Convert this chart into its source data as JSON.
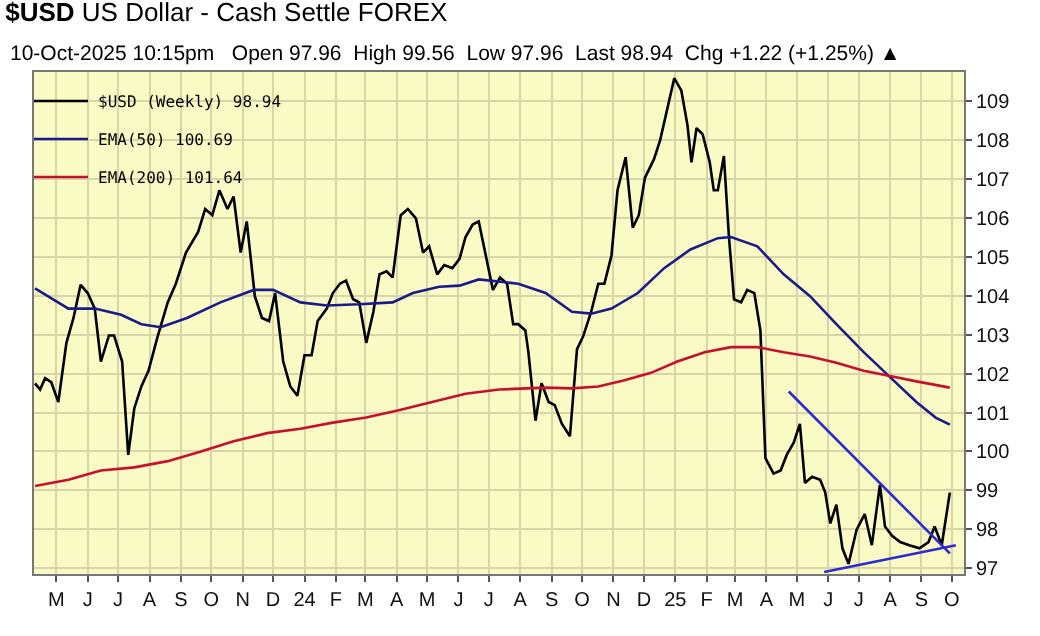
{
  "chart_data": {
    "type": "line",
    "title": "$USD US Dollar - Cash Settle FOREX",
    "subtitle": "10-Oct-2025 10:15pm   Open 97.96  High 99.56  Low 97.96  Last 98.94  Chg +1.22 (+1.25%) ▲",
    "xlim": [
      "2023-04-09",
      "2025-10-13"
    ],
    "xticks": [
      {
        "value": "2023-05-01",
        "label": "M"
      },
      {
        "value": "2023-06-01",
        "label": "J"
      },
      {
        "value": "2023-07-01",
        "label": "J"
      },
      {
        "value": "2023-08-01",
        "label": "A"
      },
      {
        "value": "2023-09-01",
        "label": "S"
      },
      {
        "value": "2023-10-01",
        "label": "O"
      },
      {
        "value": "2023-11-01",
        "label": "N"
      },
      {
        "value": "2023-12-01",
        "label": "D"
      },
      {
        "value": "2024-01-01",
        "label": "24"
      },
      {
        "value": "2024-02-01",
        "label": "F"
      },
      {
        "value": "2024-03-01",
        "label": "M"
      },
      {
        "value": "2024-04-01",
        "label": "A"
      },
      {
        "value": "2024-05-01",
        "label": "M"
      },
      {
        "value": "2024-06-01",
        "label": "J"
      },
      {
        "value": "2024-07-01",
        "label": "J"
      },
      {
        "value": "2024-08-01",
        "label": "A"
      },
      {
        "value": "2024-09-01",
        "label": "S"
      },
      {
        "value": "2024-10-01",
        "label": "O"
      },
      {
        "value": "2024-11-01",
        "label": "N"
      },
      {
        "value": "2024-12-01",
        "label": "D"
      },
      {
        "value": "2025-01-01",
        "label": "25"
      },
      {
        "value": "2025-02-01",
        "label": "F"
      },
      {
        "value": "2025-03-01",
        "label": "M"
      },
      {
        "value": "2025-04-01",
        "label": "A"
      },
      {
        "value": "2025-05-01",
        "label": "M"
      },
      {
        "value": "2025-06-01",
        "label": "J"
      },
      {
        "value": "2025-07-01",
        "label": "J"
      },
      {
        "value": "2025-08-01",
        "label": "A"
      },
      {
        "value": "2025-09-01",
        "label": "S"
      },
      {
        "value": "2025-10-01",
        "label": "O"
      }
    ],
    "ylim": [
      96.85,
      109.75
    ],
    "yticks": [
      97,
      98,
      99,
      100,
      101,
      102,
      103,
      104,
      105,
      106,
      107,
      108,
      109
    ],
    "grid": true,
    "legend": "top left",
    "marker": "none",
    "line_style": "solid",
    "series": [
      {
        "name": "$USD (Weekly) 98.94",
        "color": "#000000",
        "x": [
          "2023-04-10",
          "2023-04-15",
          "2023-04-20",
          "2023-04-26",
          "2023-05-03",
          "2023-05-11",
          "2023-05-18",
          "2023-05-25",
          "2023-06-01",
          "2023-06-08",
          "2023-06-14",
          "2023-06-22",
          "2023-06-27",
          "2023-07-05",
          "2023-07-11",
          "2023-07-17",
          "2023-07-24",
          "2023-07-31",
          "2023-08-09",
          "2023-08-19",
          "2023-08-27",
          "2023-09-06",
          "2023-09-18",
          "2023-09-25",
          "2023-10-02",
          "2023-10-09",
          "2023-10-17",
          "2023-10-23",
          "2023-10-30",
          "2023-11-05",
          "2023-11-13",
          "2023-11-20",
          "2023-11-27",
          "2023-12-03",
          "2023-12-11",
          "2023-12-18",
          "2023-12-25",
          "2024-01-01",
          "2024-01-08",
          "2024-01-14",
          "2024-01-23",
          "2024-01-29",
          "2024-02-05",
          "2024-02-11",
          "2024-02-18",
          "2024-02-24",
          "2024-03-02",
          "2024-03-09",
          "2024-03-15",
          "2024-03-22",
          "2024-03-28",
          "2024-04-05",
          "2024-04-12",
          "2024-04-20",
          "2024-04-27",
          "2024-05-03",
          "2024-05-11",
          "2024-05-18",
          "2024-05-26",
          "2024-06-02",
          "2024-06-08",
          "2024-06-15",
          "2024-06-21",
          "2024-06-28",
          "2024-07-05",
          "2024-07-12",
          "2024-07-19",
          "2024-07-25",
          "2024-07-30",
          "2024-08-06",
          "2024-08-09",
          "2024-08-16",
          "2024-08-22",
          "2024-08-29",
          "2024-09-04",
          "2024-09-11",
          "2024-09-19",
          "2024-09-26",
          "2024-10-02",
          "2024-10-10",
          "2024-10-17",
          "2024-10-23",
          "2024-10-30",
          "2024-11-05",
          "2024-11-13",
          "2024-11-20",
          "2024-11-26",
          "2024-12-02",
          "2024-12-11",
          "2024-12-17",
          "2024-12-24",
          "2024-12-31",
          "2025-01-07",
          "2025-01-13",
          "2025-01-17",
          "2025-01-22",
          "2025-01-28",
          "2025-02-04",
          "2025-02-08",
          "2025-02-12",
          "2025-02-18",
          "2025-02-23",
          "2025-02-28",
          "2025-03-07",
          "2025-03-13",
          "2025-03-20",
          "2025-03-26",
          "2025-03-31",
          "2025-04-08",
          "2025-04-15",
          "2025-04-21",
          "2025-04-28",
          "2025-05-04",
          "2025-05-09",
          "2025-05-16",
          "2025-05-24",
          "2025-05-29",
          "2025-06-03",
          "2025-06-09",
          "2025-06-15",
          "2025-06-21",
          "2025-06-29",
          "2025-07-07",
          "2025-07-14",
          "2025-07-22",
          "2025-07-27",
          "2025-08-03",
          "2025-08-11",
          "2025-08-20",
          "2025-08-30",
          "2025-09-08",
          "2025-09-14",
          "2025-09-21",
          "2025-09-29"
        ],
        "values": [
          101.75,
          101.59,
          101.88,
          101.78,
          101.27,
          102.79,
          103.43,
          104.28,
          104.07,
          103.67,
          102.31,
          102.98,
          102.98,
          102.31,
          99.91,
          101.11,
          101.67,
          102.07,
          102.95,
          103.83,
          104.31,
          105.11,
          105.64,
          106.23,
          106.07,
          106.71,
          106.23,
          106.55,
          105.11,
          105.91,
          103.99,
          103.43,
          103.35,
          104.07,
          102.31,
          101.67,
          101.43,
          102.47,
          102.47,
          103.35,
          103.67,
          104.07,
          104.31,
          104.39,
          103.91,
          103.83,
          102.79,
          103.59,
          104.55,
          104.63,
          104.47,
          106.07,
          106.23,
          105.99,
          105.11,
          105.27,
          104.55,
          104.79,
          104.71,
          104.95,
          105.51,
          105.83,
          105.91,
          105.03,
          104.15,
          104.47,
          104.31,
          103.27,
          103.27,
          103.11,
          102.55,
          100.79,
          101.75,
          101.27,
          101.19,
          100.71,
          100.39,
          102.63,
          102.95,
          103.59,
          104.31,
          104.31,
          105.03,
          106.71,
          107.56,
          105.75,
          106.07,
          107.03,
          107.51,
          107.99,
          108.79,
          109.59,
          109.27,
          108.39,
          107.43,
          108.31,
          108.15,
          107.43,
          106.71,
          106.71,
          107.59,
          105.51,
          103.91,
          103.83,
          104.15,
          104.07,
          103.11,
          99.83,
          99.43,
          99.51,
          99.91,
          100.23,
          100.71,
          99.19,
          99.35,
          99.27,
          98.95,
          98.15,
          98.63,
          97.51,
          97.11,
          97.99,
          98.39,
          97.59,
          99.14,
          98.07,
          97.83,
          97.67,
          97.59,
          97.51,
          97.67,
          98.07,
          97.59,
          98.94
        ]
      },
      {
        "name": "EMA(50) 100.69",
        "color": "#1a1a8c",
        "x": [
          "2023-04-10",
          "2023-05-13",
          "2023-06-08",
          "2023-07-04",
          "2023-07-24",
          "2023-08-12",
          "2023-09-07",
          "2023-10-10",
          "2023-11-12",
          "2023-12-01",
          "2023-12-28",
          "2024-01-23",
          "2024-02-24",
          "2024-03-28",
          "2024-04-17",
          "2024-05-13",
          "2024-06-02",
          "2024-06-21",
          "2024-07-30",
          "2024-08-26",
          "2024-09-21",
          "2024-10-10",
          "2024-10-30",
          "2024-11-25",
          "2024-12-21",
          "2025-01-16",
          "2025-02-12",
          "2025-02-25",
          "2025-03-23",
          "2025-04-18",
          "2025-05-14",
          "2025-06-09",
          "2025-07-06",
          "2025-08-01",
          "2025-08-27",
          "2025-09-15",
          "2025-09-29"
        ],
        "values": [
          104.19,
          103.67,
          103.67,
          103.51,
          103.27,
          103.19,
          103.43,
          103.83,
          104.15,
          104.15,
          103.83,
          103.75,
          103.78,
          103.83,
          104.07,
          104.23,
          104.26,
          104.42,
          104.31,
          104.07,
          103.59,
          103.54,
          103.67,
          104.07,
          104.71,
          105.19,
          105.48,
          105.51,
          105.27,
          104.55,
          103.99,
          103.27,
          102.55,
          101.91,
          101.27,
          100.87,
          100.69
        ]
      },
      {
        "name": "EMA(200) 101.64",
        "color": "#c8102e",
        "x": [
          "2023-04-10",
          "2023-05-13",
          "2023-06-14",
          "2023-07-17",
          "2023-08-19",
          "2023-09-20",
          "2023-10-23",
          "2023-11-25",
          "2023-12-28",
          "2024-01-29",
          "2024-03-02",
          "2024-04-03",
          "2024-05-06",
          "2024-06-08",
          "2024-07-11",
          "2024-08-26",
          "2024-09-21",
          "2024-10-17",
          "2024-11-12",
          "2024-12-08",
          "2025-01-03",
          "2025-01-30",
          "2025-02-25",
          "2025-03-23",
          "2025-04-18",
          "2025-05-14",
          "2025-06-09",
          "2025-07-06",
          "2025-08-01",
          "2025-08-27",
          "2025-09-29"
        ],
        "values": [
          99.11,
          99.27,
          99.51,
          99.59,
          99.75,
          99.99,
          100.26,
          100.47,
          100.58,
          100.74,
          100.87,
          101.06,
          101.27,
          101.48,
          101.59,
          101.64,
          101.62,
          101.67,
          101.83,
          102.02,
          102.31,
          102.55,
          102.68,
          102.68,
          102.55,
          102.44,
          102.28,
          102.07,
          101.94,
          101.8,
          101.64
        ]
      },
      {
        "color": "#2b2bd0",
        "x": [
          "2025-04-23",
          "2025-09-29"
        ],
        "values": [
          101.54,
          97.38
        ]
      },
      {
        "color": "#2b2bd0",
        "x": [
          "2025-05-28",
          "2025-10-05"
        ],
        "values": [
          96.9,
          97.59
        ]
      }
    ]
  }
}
---
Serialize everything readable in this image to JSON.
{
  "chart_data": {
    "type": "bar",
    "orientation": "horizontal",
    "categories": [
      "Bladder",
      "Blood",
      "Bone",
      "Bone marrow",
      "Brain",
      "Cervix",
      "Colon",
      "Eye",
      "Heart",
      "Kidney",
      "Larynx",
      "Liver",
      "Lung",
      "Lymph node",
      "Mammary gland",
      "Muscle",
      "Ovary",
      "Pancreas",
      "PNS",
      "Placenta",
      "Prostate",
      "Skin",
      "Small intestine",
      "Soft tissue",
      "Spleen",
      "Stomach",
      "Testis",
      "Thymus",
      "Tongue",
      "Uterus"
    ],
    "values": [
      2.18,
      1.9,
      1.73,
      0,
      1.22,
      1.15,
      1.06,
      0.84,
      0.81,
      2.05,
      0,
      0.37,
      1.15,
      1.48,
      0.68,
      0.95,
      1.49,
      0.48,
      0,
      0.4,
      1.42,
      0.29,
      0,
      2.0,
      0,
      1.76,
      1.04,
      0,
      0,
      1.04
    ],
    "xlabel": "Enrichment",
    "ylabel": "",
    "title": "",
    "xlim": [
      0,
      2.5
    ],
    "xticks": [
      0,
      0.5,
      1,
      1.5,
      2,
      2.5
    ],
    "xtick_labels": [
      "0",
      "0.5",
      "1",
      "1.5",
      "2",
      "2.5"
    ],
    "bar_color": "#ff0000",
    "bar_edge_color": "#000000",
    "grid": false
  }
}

Set task:
What is the number of lines above that contain "JSON"? Answer with that number only.

Output:
2